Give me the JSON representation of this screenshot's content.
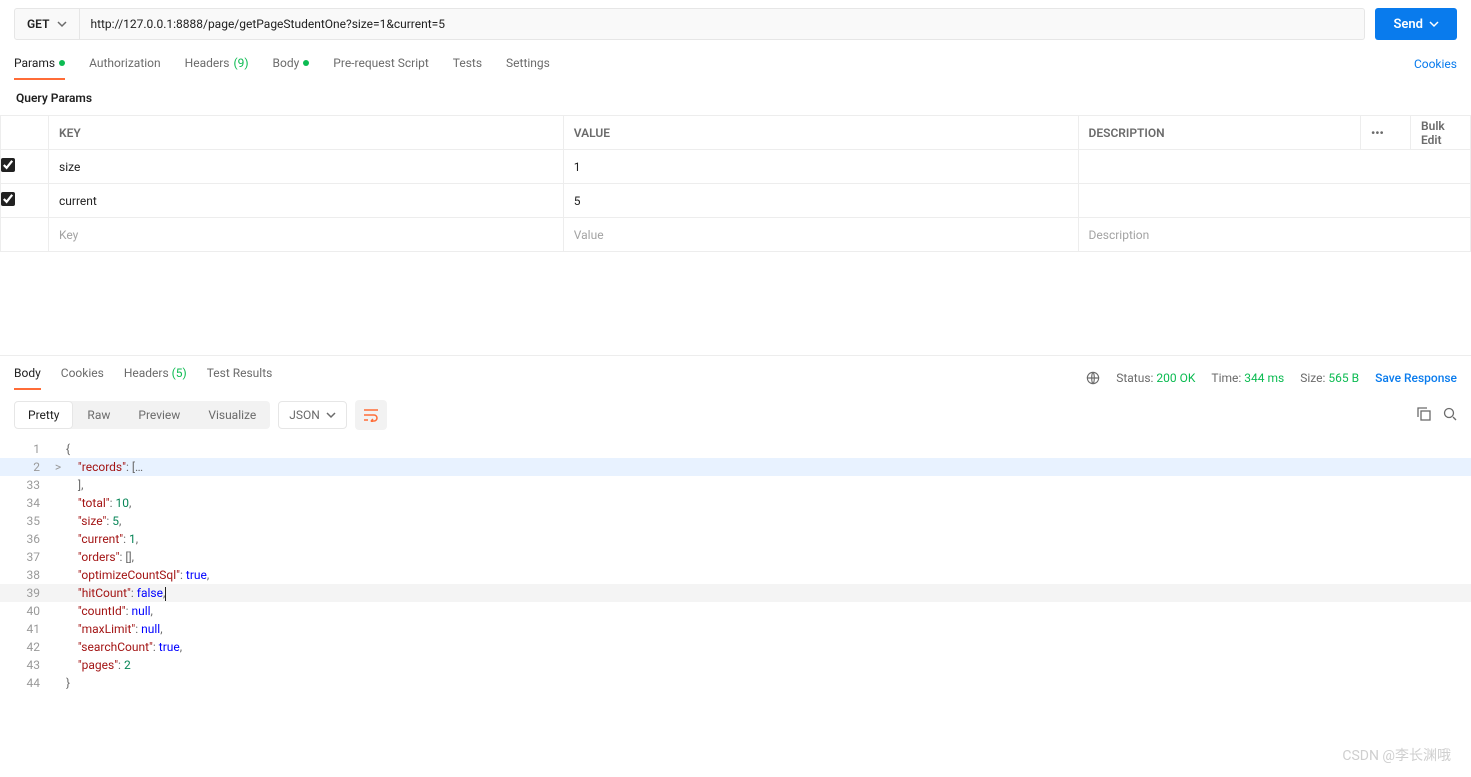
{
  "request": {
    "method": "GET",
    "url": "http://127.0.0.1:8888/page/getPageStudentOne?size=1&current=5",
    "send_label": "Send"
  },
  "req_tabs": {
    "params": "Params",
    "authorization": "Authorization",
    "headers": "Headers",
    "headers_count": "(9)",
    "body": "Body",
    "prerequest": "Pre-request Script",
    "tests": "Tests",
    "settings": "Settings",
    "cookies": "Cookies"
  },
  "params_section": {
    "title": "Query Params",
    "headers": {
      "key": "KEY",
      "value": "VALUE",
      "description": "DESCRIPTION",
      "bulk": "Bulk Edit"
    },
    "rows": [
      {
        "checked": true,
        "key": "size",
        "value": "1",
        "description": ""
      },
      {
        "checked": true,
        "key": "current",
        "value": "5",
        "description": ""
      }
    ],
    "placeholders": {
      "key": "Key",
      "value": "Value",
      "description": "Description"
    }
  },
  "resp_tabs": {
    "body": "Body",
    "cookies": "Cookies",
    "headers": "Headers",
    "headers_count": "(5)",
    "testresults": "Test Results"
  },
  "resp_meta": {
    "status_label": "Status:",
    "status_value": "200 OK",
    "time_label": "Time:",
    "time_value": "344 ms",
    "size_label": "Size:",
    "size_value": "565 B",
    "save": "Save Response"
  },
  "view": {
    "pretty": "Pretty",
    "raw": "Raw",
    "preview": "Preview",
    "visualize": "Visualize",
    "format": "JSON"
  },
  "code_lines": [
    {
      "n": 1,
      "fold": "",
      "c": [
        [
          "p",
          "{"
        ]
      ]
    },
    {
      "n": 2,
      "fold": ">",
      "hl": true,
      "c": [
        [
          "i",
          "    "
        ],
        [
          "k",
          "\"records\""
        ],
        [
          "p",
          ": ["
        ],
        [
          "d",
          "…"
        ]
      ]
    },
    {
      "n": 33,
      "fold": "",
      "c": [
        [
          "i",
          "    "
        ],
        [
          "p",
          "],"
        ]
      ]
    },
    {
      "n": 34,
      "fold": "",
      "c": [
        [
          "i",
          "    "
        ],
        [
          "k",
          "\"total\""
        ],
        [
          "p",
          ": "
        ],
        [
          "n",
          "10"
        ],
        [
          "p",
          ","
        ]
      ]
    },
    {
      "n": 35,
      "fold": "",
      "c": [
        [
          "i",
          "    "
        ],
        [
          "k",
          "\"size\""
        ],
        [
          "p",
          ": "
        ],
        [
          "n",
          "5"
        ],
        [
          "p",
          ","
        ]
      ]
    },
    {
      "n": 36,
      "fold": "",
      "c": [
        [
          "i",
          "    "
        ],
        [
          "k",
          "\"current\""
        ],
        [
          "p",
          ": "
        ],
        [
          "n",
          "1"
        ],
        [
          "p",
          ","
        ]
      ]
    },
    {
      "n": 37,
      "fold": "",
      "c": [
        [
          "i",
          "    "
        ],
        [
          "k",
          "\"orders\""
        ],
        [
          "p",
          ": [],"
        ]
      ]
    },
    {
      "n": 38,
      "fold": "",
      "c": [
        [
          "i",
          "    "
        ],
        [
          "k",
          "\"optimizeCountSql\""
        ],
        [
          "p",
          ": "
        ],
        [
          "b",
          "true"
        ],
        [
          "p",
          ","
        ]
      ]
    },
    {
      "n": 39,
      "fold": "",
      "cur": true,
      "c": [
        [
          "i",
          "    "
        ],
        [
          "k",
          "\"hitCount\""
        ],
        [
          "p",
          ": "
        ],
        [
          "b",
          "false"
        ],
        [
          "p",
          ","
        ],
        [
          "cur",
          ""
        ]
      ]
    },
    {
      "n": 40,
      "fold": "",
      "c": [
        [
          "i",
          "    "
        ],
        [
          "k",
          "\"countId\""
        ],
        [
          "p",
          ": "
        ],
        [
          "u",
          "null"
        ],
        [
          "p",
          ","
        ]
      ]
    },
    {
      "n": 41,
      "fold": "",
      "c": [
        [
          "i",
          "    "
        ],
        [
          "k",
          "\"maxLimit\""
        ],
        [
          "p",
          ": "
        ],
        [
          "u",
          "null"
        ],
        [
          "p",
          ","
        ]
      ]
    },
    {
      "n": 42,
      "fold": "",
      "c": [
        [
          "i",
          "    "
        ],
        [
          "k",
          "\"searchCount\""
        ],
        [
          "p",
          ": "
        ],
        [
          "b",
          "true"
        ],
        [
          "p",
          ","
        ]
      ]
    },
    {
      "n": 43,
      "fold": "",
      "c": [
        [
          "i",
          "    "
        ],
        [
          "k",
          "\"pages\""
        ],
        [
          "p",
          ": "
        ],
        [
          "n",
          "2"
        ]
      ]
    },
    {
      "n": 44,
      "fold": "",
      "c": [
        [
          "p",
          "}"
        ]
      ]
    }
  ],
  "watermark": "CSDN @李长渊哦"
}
· · · · · · ·
#### EXERCISE
Transcribe the entries above verbatim, omitting their pictures.

#### EXERCISE ANSWER
Give me the JSON representation of this screenshot's content.
{
  "request": {
    "method": "GET",
    "url": "http://127.0.0.1:8888/page/getPageStudentOne?size=1&current=5",
    "send_label": "Send"
  },
  "req_tabs": {
    "params": "Params",
    "authorization": "Authorization",
    "headers": "Headers",
    "headers_count": "(9)",
    "body": "Body",
    "prerequest": "Pre-request Script",
    "tests": "Tests",
    "settings": "Settings",
    "cookies": "Cookies"
  },
  "params_section": {
    "title": "Query Params",
    "headers": {
      "key": "KEY",
      "value": "VALUE",
      "description": "DESCRIPTION",
      "bulk": "Bulk Edit"
    },
    "rows": [
      {
        "checked": true,
        "key": "size",
        "value": "1",
        "description": ""
      },
      {
        "checked": true,
        "key": "current",
        "value": "5",
        "description": ""
      }
    ],
    "placeholders": {
      "key": "Key",
      "value": "Value",
      "description": "Description"
    }
  },
  "resp_tabs": {
    "body": "Body",
    "cookies": "Cookies",
    "headers": "Headers",
    "headers_count": "(5)",
    "testresults": "Test Results"
  },
  "resp_meta": {
    "status_label": "Status:",
    "status_value": "200 OK",
    "time_label": "Time:",
    "time_value": "344 ms",
    "size_label": "Size:",
    "size_value": "565 B",
    "save": "Save Response"
  },
  "view": {
    "pretty": "Pretty",
    "raw": "Raw",
    "preview": "Preview",
    "visualize": "Visualize",
    "format": "JSON"
  },
  "code_lines": [
    {
      "n": 1,
      "fold": "",
      "c": [
        [
          "p",
          "{"
        ]
      ]
    },
    {
      "n": 2,
      "fold": ">",
      "hl": true,
      "c": [
        [
          "i",
          "    "
        ],
        [
          "k",
          "\"records\""
        ],
        [
          "p",
          ": ["
        ],
        [
          "d",
          "…"
        ]
      ]
    },
    {
      "n": 33,
      "fold": "",
      "c": [
        [
          "i",
          "    "
        ],
        [
          "p",
          "],"
        ]
      ]
    },
    {
      "n": 34,
      "fold": "",
      "c": [
        [
          "i",
          "    "
        ],
        [
          "k",
          "\"total\""
        ],
        [
          "p",
          ": "
        ],
        [
          "n",
          "10"
        ],
        [
          "p",
          ","
        ]
      ]
    },
    {
      "n": 35,
      "fold": "",
      "c": [
        [
          "i",
          "    "
        ],
        [
          "k",
          "\"size\""
        ],
        [
          "p",
          ": "
        ],
        [
          "n",
          "5"
        ],
        [
          "p",
          ","
        ]
      ]
    },
    {
      "n": 36,
      "fold": "",
      "c": [
        [
          "i",
          "    "
        ],
        [
          "k",
          "\"current\""
        ],
        [
          "p",
          ": "
        ],
        [
          "n",
          "1"
        ],
        [
          "p",
          ","
        ]
      ]
    },
    {
      "n": 37,
      "fold": "",
      "c": [
        [
          "i",
          "    "
        ],
        [
          "k",
          "\"orders\""
        ],
        [
          "p",
          ": [],"
        ]
      ]
    },
    {
      "n": 38,
      "fold": "",
      "c": [
        [
          "i",
          "    "
        ],
        [
          "k",
          "\"optimizeCountSql\""
        ],
        [
          "p",
          ": "
        ],
        [
          "b",
          "true"
        ],
        [
          "p",
          ","
        ]
      ]
    },
    {
      "n": 39,
      "fold": "",
      "cur": true,
      "c": [
        [
          "i",
          "    "
        ],
        [
          "k",
          "\"hitCount\""
        ],
        [
          "p",
          ": "
        ],
        [
          "b",
          "false"
        ],
        [
          "p",
          ","
        ],
        [
          "cur",
          ""
        ]
      ]
    },
    {
      "n": 40,
      "fold": "",
      "c": [
        [
          "i",
          "    "
        ],
        [
          "k",
          "\"countId\""
        ],
        [
          "p",
          ": "
        ],
        [
          "u",
          "null"
        ],
        [
          "p",
          ","
        ]
      ]
    },
    {
      "n": 41,
      "fold": "",
      "c": [
        [
          "i",
          "    "
        ],
        [
          "k",
          "\"maxLimit\""
        ],
        [
          "p",
          ": "
        ],
        [
          "u",
          "null"
        ],
        [
          "p",
          ","
        ]
      ]
    },
    {
      "n": 42,
      "fold": "",
      "c": [
        [
          "i",
          "    "
        ],
        [
          "k",
          "\"searchCount\""
        ],
        [
          "p",
          ": "
        ],
        [
          "b",
          "true"
        ],
        [
          "p",
          ","
        ]
      ]
    },
    {
      "n": 43,
      "fold": "",
      "c": [
        [
          "i",
          "    "
        ],
        [
          "k",
          "\"pages\""
        ],
        [
          "p",
          ": "
        ],
        [
          "n",
          "2"
        ]
      ]
    },
    {
      "n": 44,
      "fold": "",
      "c": [
        [
          "p",
          "}"
        ]
      ]
    }
  ],
  "watermark": "CSDN @李长渊哦"
}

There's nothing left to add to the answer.